───── Passage cité

2- J'attire votre attention sur l'égalité politique entre l'homme et la femme. S'agit-il véritablement d'un bien ? Si la femme est effectivement l'égale de l'homme sous tous les points de vue, pas seulement en dignité, s'il y a égalité naturelle, il ne doit plus exister ne serait-ce qu'une inégalité politique fondée sur le sexe dans la cité.
N'est-ce pas le principe même qui nous conduit à l'indifférenciation des sexes ? S'il n'y a plus inégalité politique, l'homme n'a plus de devoirs envers la femme : par exemple, de protection. Je demande donc aux féministes au moins d'être logiques : d'être en accord avec les principes qu'elles défendent, quitte à conduire certaines femmes en enfer.
S'il y a égalité naturelle toujours, donc égalité politique, il faut que les féministes en tirent toutes les conclusions : qu'elle propose par exemple un modèle de gouvernement concurrent dans la famille, établi sur l'égalité. Comment établir la famille comme société pérenne sur un pouvoir parental ? Une dyarchie dans la famille ?
Les féministes sont-elles vraiment capables de telles considérations ? Ne sont-elles pas comme tous les libéraux incapables de concevoir la cité, ou les sociétés intermédiaires dans la cité comme la famille ? Ne sont-elles pas incapables de concevoir une philosophie autre que centrée sur l'individu, leur petite personne ?

──────────

- Consigne 1 -
Relevez toutes les phrases interrogatives du passage cité, dans leur ordre d'apparition.
Le passage cité et les entrées sont deux matériaux distincts, sans lien entre eux.

───── Données enregistrées

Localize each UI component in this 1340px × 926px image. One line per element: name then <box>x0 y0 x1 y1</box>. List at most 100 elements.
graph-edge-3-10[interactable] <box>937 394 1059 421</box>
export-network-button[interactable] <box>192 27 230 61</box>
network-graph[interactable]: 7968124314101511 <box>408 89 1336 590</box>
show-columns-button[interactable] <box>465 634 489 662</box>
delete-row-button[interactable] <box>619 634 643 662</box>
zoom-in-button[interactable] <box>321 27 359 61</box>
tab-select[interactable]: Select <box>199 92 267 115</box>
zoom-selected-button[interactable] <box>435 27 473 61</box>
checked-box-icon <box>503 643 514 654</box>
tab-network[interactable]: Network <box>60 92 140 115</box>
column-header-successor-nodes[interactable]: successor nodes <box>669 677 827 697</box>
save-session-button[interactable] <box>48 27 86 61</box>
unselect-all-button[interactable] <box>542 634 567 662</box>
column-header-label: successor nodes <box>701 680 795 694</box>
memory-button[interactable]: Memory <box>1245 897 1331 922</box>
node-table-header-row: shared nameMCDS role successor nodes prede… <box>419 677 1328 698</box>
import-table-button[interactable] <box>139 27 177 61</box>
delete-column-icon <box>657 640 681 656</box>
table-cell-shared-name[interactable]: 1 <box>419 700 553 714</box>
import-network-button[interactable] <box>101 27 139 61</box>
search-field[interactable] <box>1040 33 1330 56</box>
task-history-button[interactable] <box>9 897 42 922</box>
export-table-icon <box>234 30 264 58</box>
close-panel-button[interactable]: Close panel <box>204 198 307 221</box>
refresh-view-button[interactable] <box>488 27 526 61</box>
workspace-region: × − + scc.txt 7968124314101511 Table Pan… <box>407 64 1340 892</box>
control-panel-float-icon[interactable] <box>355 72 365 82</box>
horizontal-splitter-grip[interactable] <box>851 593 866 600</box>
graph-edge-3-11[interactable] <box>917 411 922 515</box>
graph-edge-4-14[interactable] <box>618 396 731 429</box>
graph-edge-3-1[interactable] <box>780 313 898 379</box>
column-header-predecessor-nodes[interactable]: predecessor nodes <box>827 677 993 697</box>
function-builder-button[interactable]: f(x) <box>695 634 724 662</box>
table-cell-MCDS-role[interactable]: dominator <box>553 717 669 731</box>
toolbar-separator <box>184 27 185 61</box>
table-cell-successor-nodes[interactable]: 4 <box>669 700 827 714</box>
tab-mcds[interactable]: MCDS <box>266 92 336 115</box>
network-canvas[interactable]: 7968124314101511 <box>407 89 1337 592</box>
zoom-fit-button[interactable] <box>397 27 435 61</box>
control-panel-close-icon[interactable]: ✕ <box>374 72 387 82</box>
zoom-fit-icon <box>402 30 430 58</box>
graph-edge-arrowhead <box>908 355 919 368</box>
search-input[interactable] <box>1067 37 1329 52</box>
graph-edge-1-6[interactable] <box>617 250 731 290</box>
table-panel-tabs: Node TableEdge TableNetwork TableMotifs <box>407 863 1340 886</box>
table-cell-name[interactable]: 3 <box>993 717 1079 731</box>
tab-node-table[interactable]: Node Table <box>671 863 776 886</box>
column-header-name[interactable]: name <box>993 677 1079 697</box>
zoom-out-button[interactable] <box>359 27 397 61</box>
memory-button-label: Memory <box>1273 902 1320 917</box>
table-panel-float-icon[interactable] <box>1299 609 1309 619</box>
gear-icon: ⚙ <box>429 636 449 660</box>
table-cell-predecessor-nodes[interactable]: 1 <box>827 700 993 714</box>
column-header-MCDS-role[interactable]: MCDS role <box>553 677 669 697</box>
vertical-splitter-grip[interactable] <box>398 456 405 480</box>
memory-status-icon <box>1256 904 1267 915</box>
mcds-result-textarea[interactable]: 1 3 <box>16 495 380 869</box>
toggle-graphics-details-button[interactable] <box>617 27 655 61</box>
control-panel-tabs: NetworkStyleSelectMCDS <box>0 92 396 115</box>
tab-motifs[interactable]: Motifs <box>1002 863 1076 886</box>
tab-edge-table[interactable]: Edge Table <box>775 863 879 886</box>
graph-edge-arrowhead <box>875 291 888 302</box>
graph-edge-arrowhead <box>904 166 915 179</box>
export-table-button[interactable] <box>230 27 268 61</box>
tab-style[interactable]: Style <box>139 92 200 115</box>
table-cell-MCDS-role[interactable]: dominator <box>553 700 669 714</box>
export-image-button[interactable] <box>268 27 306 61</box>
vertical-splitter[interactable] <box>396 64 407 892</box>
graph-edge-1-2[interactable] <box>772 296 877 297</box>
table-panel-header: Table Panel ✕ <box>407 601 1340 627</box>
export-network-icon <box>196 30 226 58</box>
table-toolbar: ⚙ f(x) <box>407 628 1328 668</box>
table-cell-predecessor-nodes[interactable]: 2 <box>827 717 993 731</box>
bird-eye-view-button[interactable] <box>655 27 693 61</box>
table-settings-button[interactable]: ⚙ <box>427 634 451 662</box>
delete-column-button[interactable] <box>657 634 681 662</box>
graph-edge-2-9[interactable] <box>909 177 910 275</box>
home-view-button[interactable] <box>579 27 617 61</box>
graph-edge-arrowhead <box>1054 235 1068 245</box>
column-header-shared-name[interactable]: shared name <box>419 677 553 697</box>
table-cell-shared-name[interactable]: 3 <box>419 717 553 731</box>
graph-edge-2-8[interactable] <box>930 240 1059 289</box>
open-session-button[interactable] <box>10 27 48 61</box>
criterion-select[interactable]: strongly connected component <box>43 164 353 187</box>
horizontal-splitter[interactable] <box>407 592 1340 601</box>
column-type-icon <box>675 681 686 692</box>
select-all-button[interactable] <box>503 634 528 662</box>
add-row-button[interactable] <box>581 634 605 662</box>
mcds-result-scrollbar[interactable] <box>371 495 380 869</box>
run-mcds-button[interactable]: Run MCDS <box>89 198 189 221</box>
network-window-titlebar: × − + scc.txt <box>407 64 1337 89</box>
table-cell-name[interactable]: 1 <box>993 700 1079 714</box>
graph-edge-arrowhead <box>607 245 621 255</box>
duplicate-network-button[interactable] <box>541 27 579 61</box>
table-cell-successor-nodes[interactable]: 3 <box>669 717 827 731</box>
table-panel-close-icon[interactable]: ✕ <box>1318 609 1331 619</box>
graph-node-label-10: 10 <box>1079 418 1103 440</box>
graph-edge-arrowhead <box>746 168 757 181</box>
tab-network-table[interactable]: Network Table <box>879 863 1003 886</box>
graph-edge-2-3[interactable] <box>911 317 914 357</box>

──────────

- Consigne 2 -
Recopiez les entrées à l'identique, de leur première ligne jusqu'à la ligne contenant « zoom-selected-button[interactable] <box>435 27 », celle-ci incluse.

- Corrigé 1 -
S'agit-il véritablement d'un bien ?
N'est-ce pas le principe même qui nous conduit à l'indifférenciation des sexes ?
Comment établir la famille comme société pérenne sur un pouvoir parental ?
Une dyarchie dans la famille ?
Les féministes sont-elles vraiment capables de telles considérations ?
Ne sont-elles pas comme tous les libéraux incapables de concevoir la cité, ou les sociétés intermédiaires dans la cité comme la famille ?
Ne sont-elles pas incapables de concevoir une philosophie autre que centrée sur l'individu, leur petite personne ?

- Corrigé 2 -
Localize each UI component in this 1340px × 926px image. One line per element: name then <box>x0 y0 x1 y1</box>. List at most 100 elements.
graph-edge-3-10[interactable] <box>937 394 1059 421</box>
export-network-button[interactable] <box>192 27 230 61</box>
network-graph[interactable]: 7968124314101511 <box>408 89 1336 590</box>
show-columns-button[interactable] <box>465 634 489 662</box>
delete-row-button[interactable] <box>619 634 643 662</box>
zoom-in-button[interactable] <box>321 27 359 61</box>
tab-select[interactable]: Select <box>199 92 267 115</box>
zoom-selected-button[interactable] <box>435 27 473 61</box>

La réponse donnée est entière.